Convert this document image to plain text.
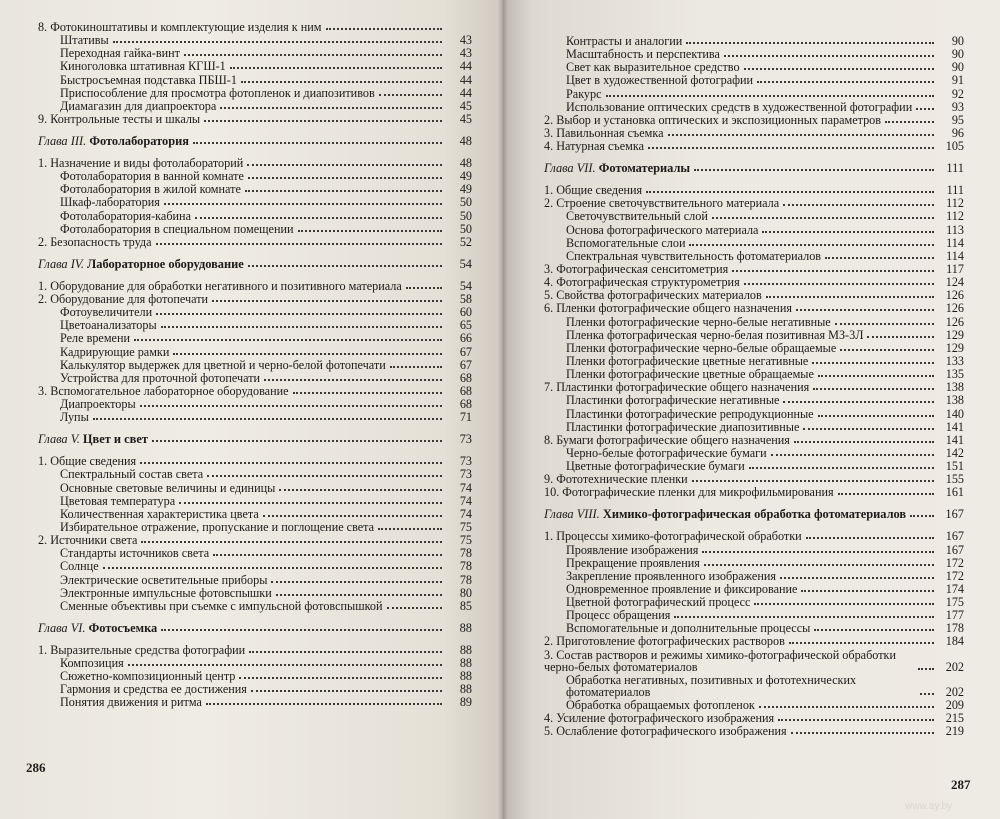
8. Фотокиноштативы и комплектующие изделия к ним
Штативы	43
Переходная гайка-винт	43
Киноголовка штативная КГШ-1	44
Быстросъемная подставка ПБШ-1	44
Приспособление для просмотра фотопленок и диапозитивов	44
Диамагазин для диапроектора	45
9. Контрольные тесты и шкалы	45
Глава III. Фотолаборатория	48
1. Назначение и виды фотолабораторий	48
Фотолаборатория в ванной комнате	49
Фотолаборатория в жилой комнате	49
Шкаф-лаборатория	50
Фотолаборатория-кабина	50
Фотолаборатория в специальном помещении	50
2. Безопасность труда	52
Глава IV. Лабораторное оборудование	54
1. Оборудование для обработки негативного и позитивного материала	54
2. Оборудование для фотопечати	58
Фотоувеличители	60
Цветоанализаторы	65
Реле времени	66
Кадрирующие рамки	67
Калькулятор выдержек для цветной и черно-белой фотопечати	67
Устройства для проточной фотопечати	68
3. Вспомогательное лабораторное оборудование	68
Диапроекторы	68
Лупы	71
Глава V. Цвет и свет	73
1. Общие сведения	73
Спектральный состав света	73
Основные световые величины и единицы	74
Цветовая температура	74
Количественная характеристика цвета	74
Избирательное отражение, пропускание и поглощение света	75
2. Источники света	75
Стандарты источников света	78
Солнце	78
Электрические осветительные приборы	78
Электронные импульсные фотовспышки	80
Сменные объективы при съемке с импульсной фотовспышкой	85
Глава VI. Фотосъемка	88
1. Выразительные средства фотографии	88
Композиция	88
Сюжетно-композиционный центр	88
Гармония и средства ее достижения	88
Понятия движения и ритма	89
286
Контрасты и аналогии	90
Масштабность и перспектива	90
Свет как выразительное средство	90
Цвет в художественной фотографии	91
Ракурс	92
Использование оптических средств в художественной фотографии	93
2. Выбор и установка оптических и экспозиционных параметров	95
3. Павильонная съемка	96
4. Натурная съемка	105
Глава VII. Фотоматериалы	111
1. Общие сведения	111
2. Строение светочувствительного материала	112
Светочувствительный слой	112
Основа фотографического материала	113
Вспомогательные слои	114
Спектральная чувствительность фотоматериалов	114
3. Фотографическая сенситометрия	117
4. Фотографическая структурометрия	124
5. Свойства фотографических материалов	126
6. Пленки фотографические общего назначения	126
Пленки фотографические черно-белые негативные	126
Пленка фотографическая черно-белая позитивная МЗ-3Л	129
Пленки фотографические черно-белые обращаемые	129
Пленки фотографические цветные негативные	133
Пленки фотографические цветные обращаемые	135
7. Пластинки фотографические общего назначения	138
Пластинки фотографические негативные	138
Пластинки фотографические репродукционные	140
Пластинки фотографические диапозитивные	141
8. Бумаги фотографические общего назначения	141
Черно-белые фотографические бумаги	142
Цветные фотографические бумаги	151
9. Фототехнические пленки	155
10. Фотографические пленки для микрофильмирования	161
Глава VIII. Химико-фотографическая обработка фотоматериалов	167
1. Процессы химико-фотографической обработки	167
Проявление изображения	167
Прекращение проявления	172
Закрепление проявленного изображения	172
Одновременное проявление и фиксирование	174
Цветной фотографический процесс	175
Процесс обращения	177
Вспомогательные и дополнительные процессы	178
2. Приготовление фотографических растворов	184
3. Состав растворов и режимы химико-фотографической обработки черно-белых фотоматериалов	202
Обработка негативных, позитивных и фототехнических фотоматериалов	202
Обработка обращаемых фотопленок	209
4. Усиление фотографического изображения	215
5. Ослабление фотографического изображения	219
287
www.ay.by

-*-

■ DIRECTIONS:
Your task is to transcribe all of the records precisely, with no images included.

■ ANSWER FOR THIS EXERCISE:
Convert this document image to plain text.
8. Фотокиноштативы и комплектующие изделия к ним
Штативы	43
Переходная гайка-винт	43
Киноголовка штативная КГШ-1	44
Быстросъемная подставка ПБШ-1	44
Приспособление для просмотра фотопленок и диапозитивов	44
Диамагазин для диапроектора	45
9. Контрольные тесты и шкалы	45
Глава III. Фотолаборатория	48
1. Назначение и виды фотолабораторий	48
Фотолаборатория в ванной комнате	49
Фотолаборатория в жилой комнате	49
Шкаф-лаборатория	50
Фотолаборатория-кабина	50
Фотолаборатория в специальном помещении	50
2. Безопасность труда	52
Глава IV. Лабораторное оборудование	54
1. Оборудование для обработки негативного и позитивного материала	54
2. Оборудование для фотопечати	58
Фотоувеличители	60
Цветоанализаторы	65
Реле времени	66
Кадрирующие рамки	67
Калькулятор выдержек для цветной и черно-белой фотопечати	67
Устройства для проточной фотопечати	68
3. Вспомогательное лабораторное оборудование	68
Диапроекторы	68
Лупы	71
Глава V. Цвет и свет	73
1. Общие сведения	73
Спектральный состав света	73
Основные световые величины и единицы	74
Цветовая температура	74
Количественная характеристика цвета	74
Избирательное отражение, пропускание и поглощение света	75
2. Источники света	75
Стандарты источников света	78
Солнце	78
Электрические осветительные приборы	78
Электронные импульсные фотовспышки	80
Сменные объективы при съемке с импульсной фотовспышкой	85
Глава VI. Фотосъемка	88
1. Выразительные средства фотографии	88
Композиция	88
Сюжетно-композиционный центр	88
Гармония и средства ее достижения	88
Понятия движения и ритма	89
286
Контрасты и аналогии	90
Масштабность и перспектива	90
Свет как выразительное средство	90
Цвет в художественной фотографии	91
Ракурс	92
Использование оптических средств в художественной фотографии	93
2. Выбор и установка оптических и экспозиционных параметров	95
3. Павильонная съемка	96
4. Натурная съемка	105
Глава VII. Фотоматериалы	111
1. Общие сведения	111
2. Строение светочувствительного материала	112
Светочувствительный слой	112
Основа фотографического материала	113
Вспомогательные слои	114
Спектральная чувствительность фотоматериалов	114
3. Фотографическая сенситометрия	117
4. Фотографическая структурометрия	124
5. Свойства фотографических материалов	126
6. Пленки фотографические общего назначения	126
Пленки фотографические черно-белые негативные	126
Пленка фотографическая черно-белая позитивная МЗ-3Л	129
Пленки фотографические черно-белые обращаемые	129
Пленки фотографические цветные негативные	133
Пленки фотографические цветные обращаемые	135
7. Пластинки фотографические общего назначения	138
Пластинки фотографические негативные	138
Пластинки фотографические репродукционные	140
Пластинки фотографические диапозитивные	141
8. Бумаги фотографические общего назначения	141
Черно-белые фотографические бумаги	142
Цветные фотографические бумаги	151
9. Фототехнические пленки	155
10. Фотографические пленки для микрофильмирования	161
Глава VIII. Химико-фотографическая обработка фотоматериалов	167
1. Процессы химико-фотографической обработки	167
Проявление изображения	167
Прекращение проявления	172
Закрепление проявленного изображения	172
Одновременное проявление и фиксирование	174
Цветной фотографический процесс	175
Процесс обращения	177
Вспомогательные и дополнительные процессы	178
2. Приготовление фотографических растворов	184
3. Состав растворов и режимы химико-фотографической обработки черно-белых фотоматериалов	202
Обработка негативных, позитивных и фототехнических фотоматериалов	202
Обработка обращаемых фотопленок	209
4. Усиление фотографического изображения	215
5. Ослабление фотографического изображения	219
287
www.ay.by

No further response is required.